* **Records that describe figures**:
-------------------------

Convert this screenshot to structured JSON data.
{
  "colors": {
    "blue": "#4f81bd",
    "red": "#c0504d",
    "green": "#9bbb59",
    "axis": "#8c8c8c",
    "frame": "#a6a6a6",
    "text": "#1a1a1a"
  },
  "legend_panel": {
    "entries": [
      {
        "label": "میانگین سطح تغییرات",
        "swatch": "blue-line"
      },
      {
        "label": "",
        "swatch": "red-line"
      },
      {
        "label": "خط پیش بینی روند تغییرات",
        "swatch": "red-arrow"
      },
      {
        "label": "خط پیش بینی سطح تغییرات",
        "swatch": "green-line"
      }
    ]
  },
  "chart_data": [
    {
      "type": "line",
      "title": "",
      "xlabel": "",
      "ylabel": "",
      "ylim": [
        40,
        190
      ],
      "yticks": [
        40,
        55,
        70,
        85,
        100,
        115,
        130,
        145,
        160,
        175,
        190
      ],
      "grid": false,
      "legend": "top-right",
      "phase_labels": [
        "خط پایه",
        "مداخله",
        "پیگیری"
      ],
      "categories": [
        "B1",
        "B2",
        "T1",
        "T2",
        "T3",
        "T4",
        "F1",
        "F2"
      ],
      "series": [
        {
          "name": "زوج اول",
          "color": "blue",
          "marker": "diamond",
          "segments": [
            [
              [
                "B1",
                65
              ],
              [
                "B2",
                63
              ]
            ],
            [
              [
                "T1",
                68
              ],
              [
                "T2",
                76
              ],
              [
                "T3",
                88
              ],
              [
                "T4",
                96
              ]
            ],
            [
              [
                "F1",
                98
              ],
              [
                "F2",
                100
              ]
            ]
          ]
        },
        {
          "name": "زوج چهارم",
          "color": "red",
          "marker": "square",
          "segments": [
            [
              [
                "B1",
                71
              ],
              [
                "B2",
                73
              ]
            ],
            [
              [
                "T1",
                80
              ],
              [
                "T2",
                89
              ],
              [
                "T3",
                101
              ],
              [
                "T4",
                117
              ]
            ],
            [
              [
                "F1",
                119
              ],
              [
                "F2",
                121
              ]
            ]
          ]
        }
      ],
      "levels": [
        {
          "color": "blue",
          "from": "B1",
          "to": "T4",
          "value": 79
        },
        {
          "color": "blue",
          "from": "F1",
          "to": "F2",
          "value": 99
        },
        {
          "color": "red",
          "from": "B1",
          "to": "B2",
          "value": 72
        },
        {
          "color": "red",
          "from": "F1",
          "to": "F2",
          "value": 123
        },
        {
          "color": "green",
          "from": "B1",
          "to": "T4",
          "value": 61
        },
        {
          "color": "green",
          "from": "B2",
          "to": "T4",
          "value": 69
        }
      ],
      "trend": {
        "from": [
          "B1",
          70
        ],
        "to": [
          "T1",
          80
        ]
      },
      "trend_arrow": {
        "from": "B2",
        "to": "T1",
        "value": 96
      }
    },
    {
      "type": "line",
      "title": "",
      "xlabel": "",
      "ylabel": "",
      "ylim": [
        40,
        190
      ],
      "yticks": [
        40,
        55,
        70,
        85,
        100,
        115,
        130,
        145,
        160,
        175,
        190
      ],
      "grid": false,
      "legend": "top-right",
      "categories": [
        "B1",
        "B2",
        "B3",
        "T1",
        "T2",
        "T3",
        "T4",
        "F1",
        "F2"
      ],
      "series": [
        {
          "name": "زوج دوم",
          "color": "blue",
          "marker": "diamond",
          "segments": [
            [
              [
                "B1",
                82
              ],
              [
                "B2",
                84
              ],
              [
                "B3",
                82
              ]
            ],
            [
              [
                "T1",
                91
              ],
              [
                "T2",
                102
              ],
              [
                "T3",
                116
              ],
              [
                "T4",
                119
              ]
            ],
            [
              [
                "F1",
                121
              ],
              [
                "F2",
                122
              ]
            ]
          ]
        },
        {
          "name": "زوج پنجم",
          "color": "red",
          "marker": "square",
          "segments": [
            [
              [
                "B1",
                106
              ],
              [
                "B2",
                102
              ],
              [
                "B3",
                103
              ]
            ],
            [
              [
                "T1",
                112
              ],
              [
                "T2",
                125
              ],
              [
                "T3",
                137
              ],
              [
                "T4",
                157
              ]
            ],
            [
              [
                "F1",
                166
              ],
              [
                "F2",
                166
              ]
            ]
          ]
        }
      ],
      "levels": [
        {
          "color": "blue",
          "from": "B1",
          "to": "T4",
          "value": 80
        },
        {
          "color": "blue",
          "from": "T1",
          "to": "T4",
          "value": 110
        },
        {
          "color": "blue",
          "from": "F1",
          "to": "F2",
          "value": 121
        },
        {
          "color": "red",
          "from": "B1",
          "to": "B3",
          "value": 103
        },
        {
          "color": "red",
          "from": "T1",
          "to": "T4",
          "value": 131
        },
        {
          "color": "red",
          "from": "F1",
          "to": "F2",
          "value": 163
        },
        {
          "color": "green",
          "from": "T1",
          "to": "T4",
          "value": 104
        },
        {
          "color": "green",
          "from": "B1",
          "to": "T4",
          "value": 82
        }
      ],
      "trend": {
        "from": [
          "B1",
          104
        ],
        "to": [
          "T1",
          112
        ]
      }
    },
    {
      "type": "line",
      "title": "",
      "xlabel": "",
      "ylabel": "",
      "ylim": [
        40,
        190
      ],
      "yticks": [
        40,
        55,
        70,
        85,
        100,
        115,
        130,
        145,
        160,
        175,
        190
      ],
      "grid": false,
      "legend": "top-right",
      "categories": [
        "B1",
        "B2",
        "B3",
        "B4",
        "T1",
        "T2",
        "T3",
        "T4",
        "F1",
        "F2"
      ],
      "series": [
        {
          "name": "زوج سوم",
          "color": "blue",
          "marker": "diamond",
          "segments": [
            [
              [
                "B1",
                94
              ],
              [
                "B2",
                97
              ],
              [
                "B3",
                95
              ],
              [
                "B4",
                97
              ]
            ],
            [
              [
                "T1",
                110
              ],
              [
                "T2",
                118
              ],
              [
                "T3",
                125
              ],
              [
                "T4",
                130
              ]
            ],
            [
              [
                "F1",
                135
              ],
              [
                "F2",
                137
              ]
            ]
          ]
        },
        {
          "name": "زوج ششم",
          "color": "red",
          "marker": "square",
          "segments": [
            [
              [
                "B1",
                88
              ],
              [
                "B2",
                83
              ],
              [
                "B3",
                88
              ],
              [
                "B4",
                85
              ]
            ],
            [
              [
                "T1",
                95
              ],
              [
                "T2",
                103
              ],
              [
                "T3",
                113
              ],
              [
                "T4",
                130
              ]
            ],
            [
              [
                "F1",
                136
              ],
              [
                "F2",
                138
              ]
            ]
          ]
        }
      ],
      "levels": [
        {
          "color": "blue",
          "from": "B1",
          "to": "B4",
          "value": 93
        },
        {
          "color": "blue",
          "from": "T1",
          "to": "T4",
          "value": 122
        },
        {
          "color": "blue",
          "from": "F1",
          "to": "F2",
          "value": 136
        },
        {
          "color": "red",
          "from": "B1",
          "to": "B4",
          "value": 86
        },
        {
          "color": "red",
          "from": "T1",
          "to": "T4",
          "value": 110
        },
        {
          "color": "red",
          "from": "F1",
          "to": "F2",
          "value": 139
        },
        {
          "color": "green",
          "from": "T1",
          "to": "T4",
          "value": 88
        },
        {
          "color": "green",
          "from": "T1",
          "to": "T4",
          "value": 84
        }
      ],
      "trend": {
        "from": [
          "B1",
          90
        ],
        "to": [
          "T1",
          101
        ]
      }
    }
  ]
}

-------------------------

* **Request**: Restate the whole of the material exactly.

* **Response to the task**:
Convert this screenshot to structured JSON data.
{
  "colors": {
    "blue": "#4f81bd",
    "red": "#c0504d",
    "green": "#9bbb59",
    "axis": "#8c8c8c",
    "frame": "#a6a6a6",
    "text": "#1a1a1a"
  },
  "legend_panel": {
    "entries": [
      {
        "label": "میانگین سطح تغییرات",
        "swatch": "blue-line"
      },
      {
        "label": "",
        "swatch": "red-line"
      },
      {
        "label": "خط پیش بینی روند تغییرات",
        "swatch": "red-arrow"
      },
      {
        "label": "خط پیش بینی سطح تغییرات",
        "swatch": "green-line"
      }
    ]
  },
  "chart_data": [
    {
      "type": "line",
      "title": "",
      "xlabel": "",
      "ylabel": "",
      "ylim": [
        40,
        190
      ],
      "yticks": [
        40,
        55,
        70,
        85,
        100,
        115,
        130,
        145,
        160,
        175,
        190
      ],
      "grid": false,
      "legend": "top-right",
      "phase_labels": [
        "خط پایه",
        "مداخله",
        "پیگیری"
      ],
      "categories": [
        "B1",
        "B2",
        "T1",
        "T2",
        "T3",
        "T4",
        "F1",
        "F2"
      ],
      "series": [
        {
          "name": "زوج اول",
          "color": "blue",
          "marker": "diamond",
          "segments": [
            [
              [
                "B1",
                65
              ],
              [
                "B2",
                63
              ]
            ],
            [
              [
                "T1",
                68
              ],
              [
                "T2",
                76
              ],
              [
                "T3",
                88
              ],
              [
                "T4",
                96
              ]
            ],
            [
              [
                "F1",
                98
              ],
              [
                "F2",
                100
              ]
            ]
          ]
        },
        {
          "name": "زوج چهارم",
          "color": "red",
          "marker": "square",
          "segments": [
            [
              [
                "B1",
                71
              ],
              [
                "B2",
                73
              ]
            ],
            [
              [
                "T1",
                80
              ],
              [
                "T2",
                89
              ],
              [
                "T3",
                101
              ],
              [
                "T4",
                117
              ]
            ],
            [
              [
                "F1",
                119
              ],
              [
                "F2",
                121
              ]
            ]
          ]
        }
      ],
      "levels": [
        {
          "color": "blue",
          "from": "B1",
          "to": "T4",
          "value": 79
        },
        {
          "color": "blue",
          "from": "F1",
          "to": "F2",
          "value": 99
        },
        {
          "color": "red",
          "from": "B1",
          "to": "B2",
          "value": 72
        },
        {
          "color": "red",
          "from": "F1",
          "to": "F2",
          "value": 123
        },
        {
          "color": "green",
          "from": "B1",
          "to": "T4",
          "value": 61
        },
        {
          "color": "green",
          "from": "B2",
          "to": "T4",
          "value": 69
        }
      ],
      "trend": {
        "from": [
          "B1",
          70
        ],
        "to": [
          "T1",
          80
        ]
      },
      "trend_arrow": {
        "from": "B2",
        "to": "T1",
        "value": 96
      }
    },
    {
      "type": "line",
      "title": "",
      "xlabel": "",
      "ylabel": "",
      "ylim": [
        40,
        190
      ],
      "yticks": [
        40,
        55,
        70,
        85,
        100,
        115,
        130,
        145,
        160,
        175,
        190
      ],
      "grid": false,
      "legend": "top-right",
      "categories": [
        "B1",
        "B2",
        "B3",
        "T1",
        "T2",
        "T3",
        "T4",
        "F1",
        "F2"
      ],
      "series": [
        {
          "name": "زوج دوم",
          "color": "blue",
          "marker": "diamond",
          "segments": [
            [
              [
                "B1",
                82
              ],
              [
                "B2",
                84
              ],
              [
                "B3",
                82
              ]
            ],
            [
              [
                "T1",
                91
              ],
              [
                "T2",
                102
              ],
              [
                "T3",
                116
              ],
              [
                "T4",
                119
              ]
            ],
            [
              [
                "F1",
                121
              ],
              [
                "F2",
                122
              ]
            ]
          ]
        },
        {
          "name": "زوج پنجم",
          "color": "red",
          "marker": "square",
          "segments": [
            [
              [
                "B1",
                106
              ],
              [
                "B2",
                102
              ],
              [
                "B3",
                103
              ]
            ],
            [
              [
                "T1",
                112
              ],
              [
                "T2",
                125
              ],
              [
                "T3",
                137
              ],
              [
                "T4",
                157
              ]
            ],
            [
              [
                "F1",
                166
              ],
              [
                "F2",
                166
              ]
            ]
          ]
        }
      ],
      "levels": [
        {
          "color": "blue",
          "from": "B1",
          "to": "T4",
          "value": 80
        },
        {
          "color": "blue",
          "from": "T1",
          "to": "T4",
          "value": 110
        },
        {
          "color": "blue",
          "from": "F1",
          "to": "F2",
          "value": 121
        },
        {
          "color": "red",
          "from": "B1",
          "to": "B3",
          "value": 103
        },
        {
          "color": "red",
          "from": "T1",
          "to": "T4",
          "value": 131
        },
        {
          "color": "red",
          "from": "F1",
          "to": "F2",
          "value": 163
        },
        {
          "color": "green",
          "from": "T1",
          "to": "T4",
          "value": 104
        },
        {
          "color": "green",
          "from": "B1",
          "to": "T4",
          "value": 82
        }
      ],
      "trend": {
        "from": [
          "B1",
          104
        ],
        "to": [
          "T1",
          112
        ]
      }
    },
    {
      "type": "line",
      "title": "",
      "xlabel": "",
      "ylabel": "",
      "ylim": [
        40,
        190
      ],
      "yticks": [
        40,
        55,
        70,
        85,
        100,
        115,
        130,
        145,
        160,
        175,
        190
      ],
      "grid": false,
      "legend": "top-right",
      "categories": [
        "B1",
        "B2",
        "B3",
        "B4",
        "T1",
        "T2",
        "T3",
        "T4",
        "F1",
        "F2"
      ],
      "series": [
        {
          "name": "زوج سوم",
          "color": "blue",
          "marker": "diamond",
          "segments": [
            [
              [
                "B1",
                94
              ],
              [
                "B2",
                97
              ],
              [
                "B3",
                95
              ],
              [
                "B4",
                97
              ]
            ],
            [
              [
                "T1",
                110
              ],
              [
                "T2",
                118
              ],
              [
                "T3",
                125
              ],
              [
                "T4",
                130
              ]
            ],
            [
              [
                "F1",
                135
              ],
              [
                "F2",
                137
              ]
            ]
          ]
        },
        {
          "name": "زوج ششم",
          "color": "red",
          "marker": "square",
          "segments": [
            [
              [
                "B1",
                88
              ],
              [
                "B2",
                83
              ],
              [
                "B3",
                88
              ],
              [
                "B4",
                85
              ]
            ],
            [
              [
                "T1",
                95
              ],
              [
                "T2",
                103
              ],
              [
                "T3",
                113
              ],
              [
                "T4",
                130
              ]
            ],
            [
              [
                "F1",
                136
              ],
              [
                "F2",
                138
              ]
            ]
          ]
        }
      ],
      "levels": [
        {
          "color": "blue",
          "from": "B1",
          "to": "B4",
          "value": 93
        },
        {
          "color": "blue",
          "from": "T1",
          "to": "T4",
          "value": 122
        },
        {
          "color": "blue",
          "from": "F1",
          "to": "F2",
          "value": 136
        },
        {
          "color": "red",
          "from": "B1",
          "to": "B4",
          "value": 86
        },
        {
          "color": "red",
          "from": "T1",
          "to": "T4",
          "value": 110
        },
        {
          "color": "red",
          "from": "F1",
          "to": "F2",
          "value": 139
        },
        {
          "color": "green",
          "from": "T1",
          "to": "T4",
          "value": 88
        },
        {
          "color": "green",
          "from": "T1",
          "to": "T4",
          "value": 84
        }
      ],
      "trend": {
        "from": [
          "B1",
          90
        ],
        "to": [
          "T1",
          101
        ]
      }
    }
  ]
}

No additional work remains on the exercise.